[start Stored data]
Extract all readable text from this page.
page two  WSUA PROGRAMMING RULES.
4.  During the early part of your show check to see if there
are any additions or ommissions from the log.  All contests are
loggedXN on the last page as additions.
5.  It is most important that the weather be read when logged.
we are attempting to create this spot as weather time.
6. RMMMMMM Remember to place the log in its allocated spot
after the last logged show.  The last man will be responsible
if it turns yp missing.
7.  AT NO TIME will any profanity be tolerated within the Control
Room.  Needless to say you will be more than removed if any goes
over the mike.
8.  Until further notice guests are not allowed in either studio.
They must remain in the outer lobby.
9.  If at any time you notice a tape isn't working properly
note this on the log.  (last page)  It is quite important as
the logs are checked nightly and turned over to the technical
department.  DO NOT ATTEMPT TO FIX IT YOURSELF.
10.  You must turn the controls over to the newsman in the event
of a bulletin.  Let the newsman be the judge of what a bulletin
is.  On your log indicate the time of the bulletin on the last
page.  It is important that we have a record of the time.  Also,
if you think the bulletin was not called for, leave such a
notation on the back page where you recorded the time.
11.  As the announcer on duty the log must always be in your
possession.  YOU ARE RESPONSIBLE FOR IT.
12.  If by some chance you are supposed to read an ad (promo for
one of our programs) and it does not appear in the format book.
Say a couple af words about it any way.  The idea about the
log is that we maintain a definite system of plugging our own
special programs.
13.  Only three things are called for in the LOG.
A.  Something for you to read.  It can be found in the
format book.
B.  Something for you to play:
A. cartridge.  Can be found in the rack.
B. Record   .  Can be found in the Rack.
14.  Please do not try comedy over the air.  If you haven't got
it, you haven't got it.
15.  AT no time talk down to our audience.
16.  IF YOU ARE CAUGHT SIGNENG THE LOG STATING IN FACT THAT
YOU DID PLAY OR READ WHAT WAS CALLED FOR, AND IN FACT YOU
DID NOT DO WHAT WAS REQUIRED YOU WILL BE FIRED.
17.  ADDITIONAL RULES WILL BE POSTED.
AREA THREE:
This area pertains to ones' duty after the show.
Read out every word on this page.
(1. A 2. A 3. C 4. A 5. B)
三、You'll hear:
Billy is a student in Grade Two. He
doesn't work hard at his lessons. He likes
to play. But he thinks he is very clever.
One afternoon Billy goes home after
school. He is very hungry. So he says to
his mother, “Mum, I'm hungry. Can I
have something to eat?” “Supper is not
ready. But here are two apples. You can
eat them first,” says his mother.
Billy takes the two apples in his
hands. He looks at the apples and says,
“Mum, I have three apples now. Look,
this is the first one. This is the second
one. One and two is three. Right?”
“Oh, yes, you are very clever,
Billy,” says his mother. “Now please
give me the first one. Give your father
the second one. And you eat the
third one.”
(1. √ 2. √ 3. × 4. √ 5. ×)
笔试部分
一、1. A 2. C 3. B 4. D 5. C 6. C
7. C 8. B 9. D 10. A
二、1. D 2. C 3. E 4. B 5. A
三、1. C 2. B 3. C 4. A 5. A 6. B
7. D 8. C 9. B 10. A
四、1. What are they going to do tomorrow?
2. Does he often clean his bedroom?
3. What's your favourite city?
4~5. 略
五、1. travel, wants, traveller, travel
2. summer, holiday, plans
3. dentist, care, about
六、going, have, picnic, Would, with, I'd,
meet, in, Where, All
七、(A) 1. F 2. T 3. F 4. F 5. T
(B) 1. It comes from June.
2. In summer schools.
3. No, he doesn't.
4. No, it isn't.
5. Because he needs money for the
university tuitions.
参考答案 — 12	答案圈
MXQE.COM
[end Stored data]
• Exercise brief: Output the full listing exactly as it stands.

• Task answer:
Extract all readable text from this page.
page two  WSUA PROGRAMMING RULES.
4.  During the early part of your show check to see if there
are any additions or ommissions from the log.  All contests are
loggedXN on the last page as additions.
5.  It is most important that the weather be read when logged.
we are attempting to create this spot as weather time.
6. RMMMMMM Remember to place the log in its allocated spot
after the last logged show.  The last man will be responsible
if it turns yp missing.
7.  AT NO TIME will any profanity be tolerated within the Control
Room.  Needless to say you will be more than removed if any goes
over the mike.
8.  Until further notice guests are not allowed in either studio.
They must remain in the outer lobby.
9.  If at any time you notice a tape isn't working properly
note this on the log.  (last page)  It is quite important as
the logs are checked nightly and turned over to the technical
department.  DO NOT ATTEMPT TO FIX IT YOURSELF.
10.  You must turn the controls over to the newsman in the event
of a bulletin.  Let the newsman be the judge of what a bulletin
is.  On your log indicate the time of the bulletin on the last
page.  It is important that we have a record of the time.  Also,
if you think the bulletin was not called for, leave such a
notation on the back page where you recorded the time.
11.  As the announcer on duty the log must always be in your
possession.  YOU ARE RESPONSIBLE FOR IT.
12.  If by some chance you are supposed to read an ad (promo for
one of our programs) and it does not appear in the format book.
Say a couple af words about it any way.  The idea about the
log is that we maintain a definite system of plugging our own
special programs.
13.  Only three things are called for in the LOG.
A.  Something for you to read.  It can be found in the
format book.
B.  Something for you to play:
A. cartridge.  Can be found in the rack.
B. Record   .  Can be found in the Rack.
14.  Please do not try comedy over the air.  If you haven't got
it, you haven't got it.
15.  AT no time talk down to our audience.
16.  IF YOU ARE CAUGHT SIGNENG THE LOG STATING IN FACT THAT
YOU DID PLAY OR READ WHAT WAS CALLED FOR, AND IN FACT YOU
DID NOT DO WHAT WAS REQUIRED YOU WILL BE FIRED.
17.  ADDITIONAL RULES WILL BE POSTED.
AREA THREE:
This area pertains to ones' duty after the show.
Read out every word on this page.
(1. A 2. A 3. C 4. A 5. B)
三、You'll hear:
Billy is a student in Grade Two. He
doesn't work hard at his lessons. He likes
to play. But he thinks he is very clever.
One afternoon Billy goes home after
school. He is very hungry. So he says to
his mother, “Mum, I'm hungry. Can I
have something to eat?” “Supper is not
ready. But here are two apples. You can
eat them first,” says his mother.
Billy takes the two apples in his
hands. He looks at the apples and says,
“Mum, I have three apples now. Look,
this is the first one. This is the second
one. One and two is three. Right?”
“Oh, yes, you are very clever,
Billy,” says his mother. “Now please
give me the first one. Give your father
the second one. And you eat the
third one.”
(1. √ 2. √ 3. × 4. √ 5. ×)
笔试部分
一、1. A 2. C 3. B 4. D 5. C 6. C
7. C 8. B 9. D 10. A
二、1. D 2. C 3. E 4. B 5. A
三、1. C 2. B 3. C 4. A 5. A 6. B
7. D 8. C 9. B 10. A
四、1. What are they going to do tomorrow?
2. Does he often clean his bedroom?
3. What's your favourite city?
4~5. 略
五、1. travel, wants, traveller, travel
2. summer, holiday, plans
3. dentist, care, about
六、going, have, picnic, Would, with, I'd,
meet, in, Where, All
七、(A) 1. F 2. T 3. F 4. F 5. T
(B) 1. It comes from June.
2. In summer schools.
3. No, he doesn't.
4. No, it isn't.
5. Because he needs money for the
university tuitions.
参考答案 — 12	答案圈
MXQE.COM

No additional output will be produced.